The exercise: Show all lines of the listing that hold the word "Героїв".

Records for the task:
***

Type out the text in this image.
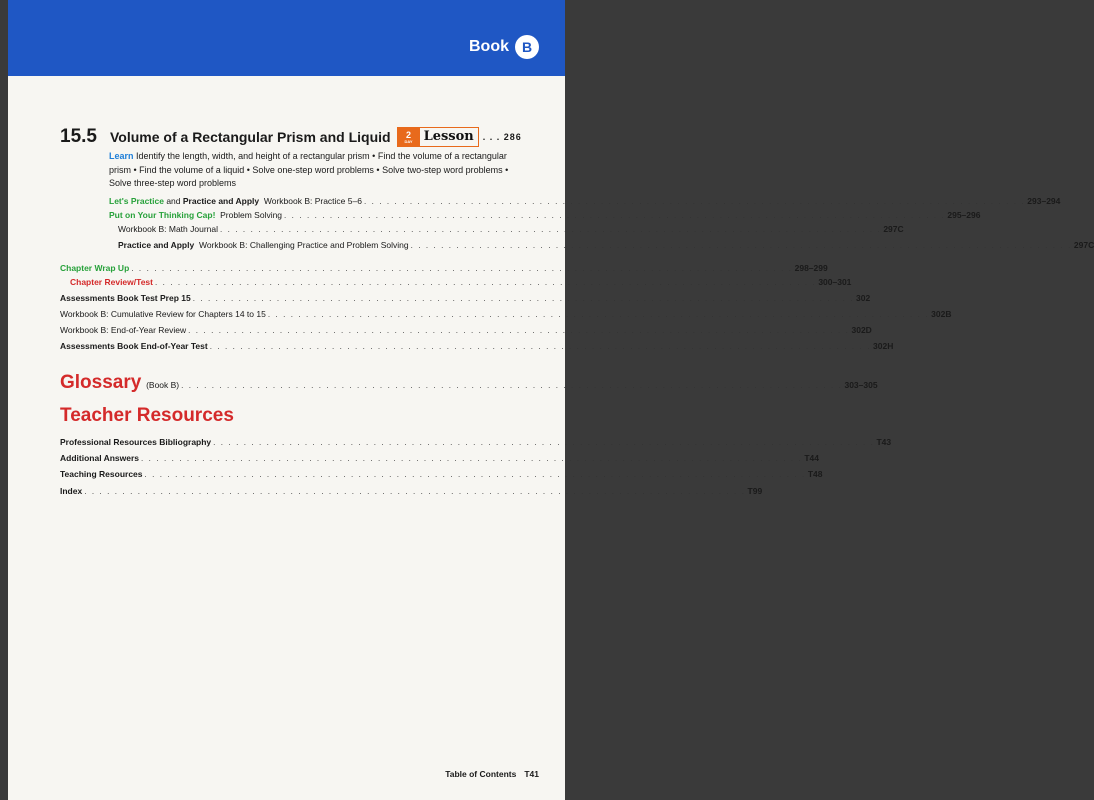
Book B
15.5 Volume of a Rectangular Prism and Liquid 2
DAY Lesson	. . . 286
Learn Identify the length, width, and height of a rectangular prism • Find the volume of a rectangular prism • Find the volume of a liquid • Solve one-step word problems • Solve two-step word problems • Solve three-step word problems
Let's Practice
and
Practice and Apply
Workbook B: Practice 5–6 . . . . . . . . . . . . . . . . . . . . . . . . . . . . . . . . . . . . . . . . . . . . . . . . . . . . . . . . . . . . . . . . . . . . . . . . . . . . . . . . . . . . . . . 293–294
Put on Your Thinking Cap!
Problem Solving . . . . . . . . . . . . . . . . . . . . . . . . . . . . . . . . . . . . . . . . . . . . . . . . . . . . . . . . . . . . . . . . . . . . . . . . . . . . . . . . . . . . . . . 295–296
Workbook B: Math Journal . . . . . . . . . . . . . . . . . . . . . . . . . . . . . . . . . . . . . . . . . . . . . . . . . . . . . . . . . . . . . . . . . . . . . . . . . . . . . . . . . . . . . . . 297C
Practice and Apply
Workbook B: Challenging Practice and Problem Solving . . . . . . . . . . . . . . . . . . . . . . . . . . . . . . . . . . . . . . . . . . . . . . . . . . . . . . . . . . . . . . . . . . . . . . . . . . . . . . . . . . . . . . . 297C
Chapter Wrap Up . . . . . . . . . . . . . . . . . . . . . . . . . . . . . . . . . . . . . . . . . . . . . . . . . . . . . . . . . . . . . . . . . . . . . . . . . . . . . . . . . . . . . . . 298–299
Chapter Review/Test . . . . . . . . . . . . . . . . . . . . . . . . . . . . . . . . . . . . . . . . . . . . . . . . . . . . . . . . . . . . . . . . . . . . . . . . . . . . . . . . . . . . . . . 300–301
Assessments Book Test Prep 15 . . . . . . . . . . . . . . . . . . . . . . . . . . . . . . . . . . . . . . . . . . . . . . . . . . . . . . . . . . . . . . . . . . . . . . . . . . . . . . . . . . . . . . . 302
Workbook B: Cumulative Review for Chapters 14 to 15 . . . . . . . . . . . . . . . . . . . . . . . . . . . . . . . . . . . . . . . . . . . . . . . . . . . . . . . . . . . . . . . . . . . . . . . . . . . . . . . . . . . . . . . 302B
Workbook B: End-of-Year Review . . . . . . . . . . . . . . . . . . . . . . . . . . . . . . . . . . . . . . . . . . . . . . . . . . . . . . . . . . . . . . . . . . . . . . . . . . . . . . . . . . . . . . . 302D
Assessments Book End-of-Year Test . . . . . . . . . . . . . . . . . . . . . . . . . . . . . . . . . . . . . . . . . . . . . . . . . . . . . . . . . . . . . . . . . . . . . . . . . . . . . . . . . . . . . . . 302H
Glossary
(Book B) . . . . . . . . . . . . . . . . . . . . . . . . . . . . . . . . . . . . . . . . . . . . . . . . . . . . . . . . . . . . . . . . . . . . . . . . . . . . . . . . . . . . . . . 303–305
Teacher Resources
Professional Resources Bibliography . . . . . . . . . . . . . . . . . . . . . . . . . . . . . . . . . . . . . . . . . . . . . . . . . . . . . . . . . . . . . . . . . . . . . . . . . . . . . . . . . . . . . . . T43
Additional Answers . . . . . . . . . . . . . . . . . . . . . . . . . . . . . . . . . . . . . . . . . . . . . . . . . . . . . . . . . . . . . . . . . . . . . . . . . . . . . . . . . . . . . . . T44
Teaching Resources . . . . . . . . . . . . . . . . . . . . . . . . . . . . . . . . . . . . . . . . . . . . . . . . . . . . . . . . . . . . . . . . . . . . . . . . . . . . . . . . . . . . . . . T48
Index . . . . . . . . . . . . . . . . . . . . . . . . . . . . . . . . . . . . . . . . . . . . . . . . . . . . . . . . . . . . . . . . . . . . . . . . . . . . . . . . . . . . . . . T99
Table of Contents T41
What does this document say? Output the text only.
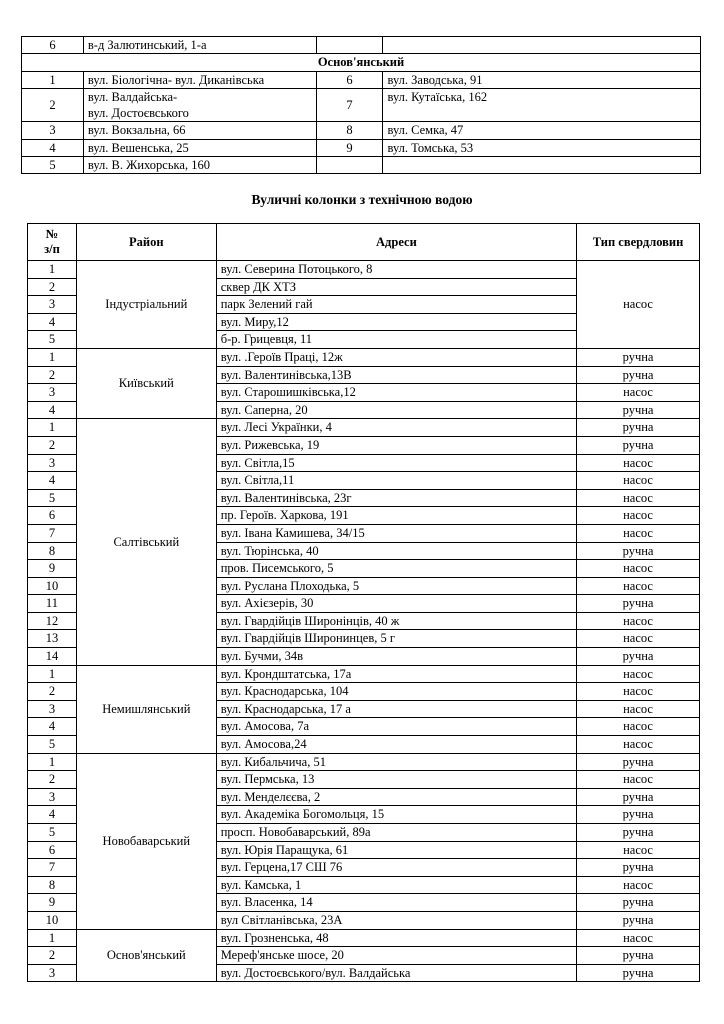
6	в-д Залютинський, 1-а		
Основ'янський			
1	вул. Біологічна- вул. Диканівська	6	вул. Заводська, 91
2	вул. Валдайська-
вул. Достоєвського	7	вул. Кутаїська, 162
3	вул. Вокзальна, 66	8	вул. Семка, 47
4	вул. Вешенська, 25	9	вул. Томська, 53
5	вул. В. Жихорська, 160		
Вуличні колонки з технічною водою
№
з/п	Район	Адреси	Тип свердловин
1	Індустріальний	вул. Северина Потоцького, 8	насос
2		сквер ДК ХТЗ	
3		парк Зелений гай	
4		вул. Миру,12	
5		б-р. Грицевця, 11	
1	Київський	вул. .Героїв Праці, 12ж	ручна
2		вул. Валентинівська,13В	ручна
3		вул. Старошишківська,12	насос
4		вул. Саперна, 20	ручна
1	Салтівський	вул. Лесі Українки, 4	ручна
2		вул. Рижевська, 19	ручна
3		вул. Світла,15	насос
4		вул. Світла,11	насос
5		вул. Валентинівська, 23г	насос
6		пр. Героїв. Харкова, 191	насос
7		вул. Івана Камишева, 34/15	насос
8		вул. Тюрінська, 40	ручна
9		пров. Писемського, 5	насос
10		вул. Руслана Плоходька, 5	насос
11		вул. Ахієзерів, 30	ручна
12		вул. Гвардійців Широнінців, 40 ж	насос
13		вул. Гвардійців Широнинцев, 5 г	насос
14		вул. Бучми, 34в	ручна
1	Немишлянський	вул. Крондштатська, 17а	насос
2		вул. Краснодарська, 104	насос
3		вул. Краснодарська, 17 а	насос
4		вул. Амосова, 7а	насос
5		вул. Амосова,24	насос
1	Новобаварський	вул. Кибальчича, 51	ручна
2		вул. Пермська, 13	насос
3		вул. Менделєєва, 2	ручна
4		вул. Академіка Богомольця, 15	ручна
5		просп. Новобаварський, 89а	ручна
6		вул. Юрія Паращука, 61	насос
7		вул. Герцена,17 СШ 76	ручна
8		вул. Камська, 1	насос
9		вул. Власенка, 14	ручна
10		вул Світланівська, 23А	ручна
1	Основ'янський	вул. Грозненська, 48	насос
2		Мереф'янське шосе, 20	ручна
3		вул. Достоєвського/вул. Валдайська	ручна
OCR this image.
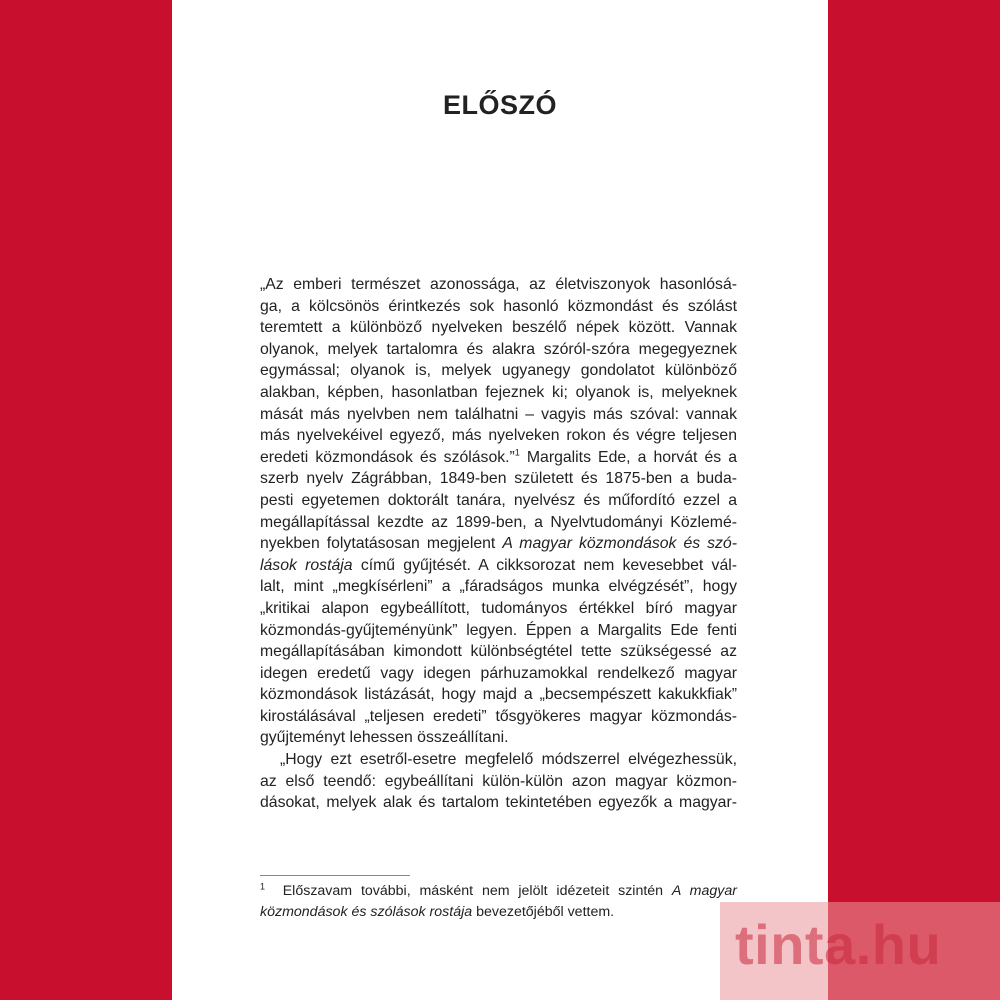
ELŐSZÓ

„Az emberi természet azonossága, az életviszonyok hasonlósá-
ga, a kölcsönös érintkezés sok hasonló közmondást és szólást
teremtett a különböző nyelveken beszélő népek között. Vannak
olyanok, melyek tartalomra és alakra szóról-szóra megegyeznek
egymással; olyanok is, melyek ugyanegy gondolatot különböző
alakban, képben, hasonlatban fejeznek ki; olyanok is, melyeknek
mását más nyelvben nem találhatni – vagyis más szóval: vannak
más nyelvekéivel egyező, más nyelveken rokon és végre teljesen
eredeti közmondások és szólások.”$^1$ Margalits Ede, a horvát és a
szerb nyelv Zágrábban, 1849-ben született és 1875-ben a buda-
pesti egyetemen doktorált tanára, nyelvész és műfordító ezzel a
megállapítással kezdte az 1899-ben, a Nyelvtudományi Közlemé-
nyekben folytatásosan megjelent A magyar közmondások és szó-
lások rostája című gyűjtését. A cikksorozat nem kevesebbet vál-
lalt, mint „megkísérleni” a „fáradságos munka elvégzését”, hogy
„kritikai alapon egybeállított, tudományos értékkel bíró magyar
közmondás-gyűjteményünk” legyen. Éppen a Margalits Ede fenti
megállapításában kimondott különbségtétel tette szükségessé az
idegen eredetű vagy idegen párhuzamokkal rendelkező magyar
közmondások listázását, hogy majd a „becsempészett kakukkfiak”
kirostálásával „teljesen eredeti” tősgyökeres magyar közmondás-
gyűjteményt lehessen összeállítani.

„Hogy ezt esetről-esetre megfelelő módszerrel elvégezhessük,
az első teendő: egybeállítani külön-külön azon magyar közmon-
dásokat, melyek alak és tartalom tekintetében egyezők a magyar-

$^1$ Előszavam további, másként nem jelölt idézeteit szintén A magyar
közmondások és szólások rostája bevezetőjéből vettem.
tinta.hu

***

Result of this task:
1	Київський	вул. .Героїв Праці, 12ж	ручна
6		пр. Героїв. Харкова, 191	насос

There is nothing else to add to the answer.